Goal: Please give the data below again in full, exactly as it stands.

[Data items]

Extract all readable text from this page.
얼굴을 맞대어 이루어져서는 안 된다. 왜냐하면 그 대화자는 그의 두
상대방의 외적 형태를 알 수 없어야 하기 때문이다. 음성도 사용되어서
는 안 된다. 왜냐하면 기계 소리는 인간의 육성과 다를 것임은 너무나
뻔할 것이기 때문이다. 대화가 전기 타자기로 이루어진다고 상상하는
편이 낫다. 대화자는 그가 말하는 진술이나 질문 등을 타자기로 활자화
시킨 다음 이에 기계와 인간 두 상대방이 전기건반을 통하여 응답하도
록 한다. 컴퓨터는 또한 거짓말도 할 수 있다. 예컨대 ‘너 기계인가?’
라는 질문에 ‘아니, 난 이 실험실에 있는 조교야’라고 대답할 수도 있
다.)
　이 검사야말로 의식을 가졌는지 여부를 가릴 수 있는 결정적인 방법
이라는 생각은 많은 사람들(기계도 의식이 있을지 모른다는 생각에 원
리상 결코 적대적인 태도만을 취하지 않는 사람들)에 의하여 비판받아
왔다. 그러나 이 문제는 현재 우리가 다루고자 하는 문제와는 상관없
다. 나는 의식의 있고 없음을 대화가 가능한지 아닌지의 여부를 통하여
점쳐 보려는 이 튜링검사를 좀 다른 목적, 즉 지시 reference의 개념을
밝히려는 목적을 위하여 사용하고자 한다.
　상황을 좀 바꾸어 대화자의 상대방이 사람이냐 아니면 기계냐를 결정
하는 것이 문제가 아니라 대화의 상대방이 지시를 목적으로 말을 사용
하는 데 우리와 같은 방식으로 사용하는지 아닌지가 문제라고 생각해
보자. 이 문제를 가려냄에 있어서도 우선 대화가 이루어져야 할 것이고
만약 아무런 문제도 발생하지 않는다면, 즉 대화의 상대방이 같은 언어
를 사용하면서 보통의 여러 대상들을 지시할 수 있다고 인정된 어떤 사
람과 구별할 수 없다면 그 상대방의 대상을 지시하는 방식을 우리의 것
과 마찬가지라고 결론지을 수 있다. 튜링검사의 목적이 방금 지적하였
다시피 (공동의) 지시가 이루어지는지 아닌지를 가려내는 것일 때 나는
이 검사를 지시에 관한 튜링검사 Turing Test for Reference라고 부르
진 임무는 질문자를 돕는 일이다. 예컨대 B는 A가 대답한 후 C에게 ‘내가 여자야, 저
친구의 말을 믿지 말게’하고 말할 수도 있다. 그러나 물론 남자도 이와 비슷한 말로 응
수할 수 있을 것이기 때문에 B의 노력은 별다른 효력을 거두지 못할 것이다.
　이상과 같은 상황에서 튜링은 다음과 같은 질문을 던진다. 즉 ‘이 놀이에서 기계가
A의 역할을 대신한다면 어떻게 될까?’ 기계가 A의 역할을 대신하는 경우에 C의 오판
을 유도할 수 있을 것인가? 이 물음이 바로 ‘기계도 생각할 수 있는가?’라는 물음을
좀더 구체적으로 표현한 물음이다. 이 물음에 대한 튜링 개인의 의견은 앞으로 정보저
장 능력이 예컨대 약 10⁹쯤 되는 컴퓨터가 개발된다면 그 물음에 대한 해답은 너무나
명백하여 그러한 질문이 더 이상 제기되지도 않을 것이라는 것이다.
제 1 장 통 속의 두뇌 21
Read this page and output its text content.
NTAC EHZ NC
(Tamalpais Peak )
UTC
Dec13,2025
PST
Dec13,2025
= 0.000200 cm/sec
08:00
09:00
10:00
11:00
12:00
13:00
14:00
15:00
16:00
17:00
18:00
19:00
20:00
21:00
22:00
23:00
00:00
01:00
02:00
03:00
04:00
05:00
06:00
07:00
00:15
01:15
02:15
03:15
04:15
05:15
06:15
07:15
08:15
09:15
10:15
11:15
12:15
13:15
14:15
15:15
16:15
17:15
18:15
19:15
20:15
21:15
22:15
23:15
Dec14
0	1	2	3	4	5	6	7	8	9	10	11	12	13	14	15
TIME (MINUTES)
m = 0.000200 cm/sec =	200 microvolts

Finished exercise:
Extract all readable text from this page.
얼굴을 맞대어 이루어져서는 안 된다. 왜냐하면 그 대화자는 그의 두
상대방의 외적 형태를 알 수 없어야 하기 때문이다. 음성도 사용되어서
는 안 된다. 왜냐하면 기계 소리는 인간의 육성과 다를 것임은 너무나
뻔할 것이기 때문이다. 대화가 전기 타자기로 이루어진다고 상상하는
편이 낫다. 대화자는 그가 말하는 진술이나 질문 등을 타자기로 활자화
시킨 다음 이에 기계와 인간 두 상대방이 전기건반을 통하여 응답하도
록 한다. 컴퓨터는 또한 거짓말도 할 수 있다. 예컨대 ‘너 기계인가?’
라는 질문에 ‘아니, 난 이 실험실에 있는 조교야’라고 대답할 수도 있
다.)
　이 검사야말로 의식을 가졌는지 여부를 가릴 수 있는 결정적인 방법
이라는 생각은 많은 사람들(기계도 의식이 있을지 모른다는 생각에 원
리상 결코 적대적인 태도만을 취하지 않는 사람들)에 의하여 비판받아
왔다. 그러나 이 문제는 현재 우리가 다루고자 하는 문제와는 상관없
다. 나는 의식의 있고 없음을 대화가 가능한지 아닌지의 여부를 통하여
점쳐 보려는 이 튜링검사를 좀 다른 목적, 즉 지시 reference의 개념을
밝히려는 목적을 위하여 사용하고자 한다.
　상황을 좀 바꾸어 대화자의 상대방이 사람이냐 아니면 기계냐를 결정
하는 것이 문제가 아니라 대화의 상대방이 지시를 목적으로 말을 사용
하는 데 우리와 같은 방식으로 사용하는지 아닌지가 문제라고 생각해
보자. 이 문제를 가려냄에 있어서도 우선 대화가 이루어져야 할 것이고
만약 아무런 문제도 발생하지 않는다면, 즉 대화의 상대방이 같은 언어
를 사용하면서 보통의 여러 대상들을 지시할 수 있다고 인정된 어떤 사
람과 구별할 수 없다면 그 상대방의 대상을 지시하는 방식을 우리의 것
과 마찬가지라고 결론지을 수 있다. 튜링검사의 목적이 방금 지적하였
다시피 (공동의) 지시가 이루어지는지 아닌지를 가려내는 것일 때 나는
이 검사를 지시에 관한 튜링검사 Turing Test for Reference라고 부르
진 임무는 질문자를 돕는 일이다. 예컨대 B는 A가 대답한 후 C에게 ‘내가 여자야, 저
친구의 말을 믿지 말게’하고 말할 수도 있다. 그러나 물론 남자도 이와 비슷한 말로 응
수할 수 있을 것이기 때문에 B의 노력은 별다른 효력을 거두지 못할 것이다.
　이상과 같은 상황에서 튜링은 다음과 같은 질문을 던진다. 즉 ‘이 놀이에서 기계가
A의 역할을 대신한다면 어떻게 될까?’ 기계가 A의 역할을 대신하는 경우에 C의 오판
을 유도할 수 있을 것인가? 이 물음이 바로 ‘기계도 생각할 수 있는가?’라는 물음을
좀더 구체적으로 표현한 물음이다. 이 물음에 대한 튜링 개인의 의견은 앞으로 정보저
장 능력이 예컨대 약 10⁹쯤 되는 컴퓨터가 개발된다면 그 물음에 대한 해답은 너무나
명백하여 그러한 질문이 더 이상 제기되지도 않을 것이라는 것이다.
제 1 장 통 속의 두뇌 21
Read this page and output its text content.
NTAC EHZ NC
(Tamalpais Peak )
UTC
Dec13,2025
PST
Dec13,2025
= 0.000200 cm/sec
08:00
09:00
10:00
11:00
12:00
13:00
14:00
15:00
16:00
17:00
18:00
19:00
20:00
21:00
22:00
23:00
00:00
01:00
02:00
03:00
04:00
05:00
06:00
07:00
00:15
01:15
02:15
03:15
04:15
05:15
06:15
07:15
08:15
09:15
10:15
11:15
12:15
13:15
14:15
15:15
16:15
17:15
18:15
19:15
20:15
21:15
22:15
23:15
Dec14
0	1	2	3	4	5	6	7	8	9	10	11	12	13	14	15
TIME (MINUTES)
m = 0.000200 cm/sec =	200 microvolts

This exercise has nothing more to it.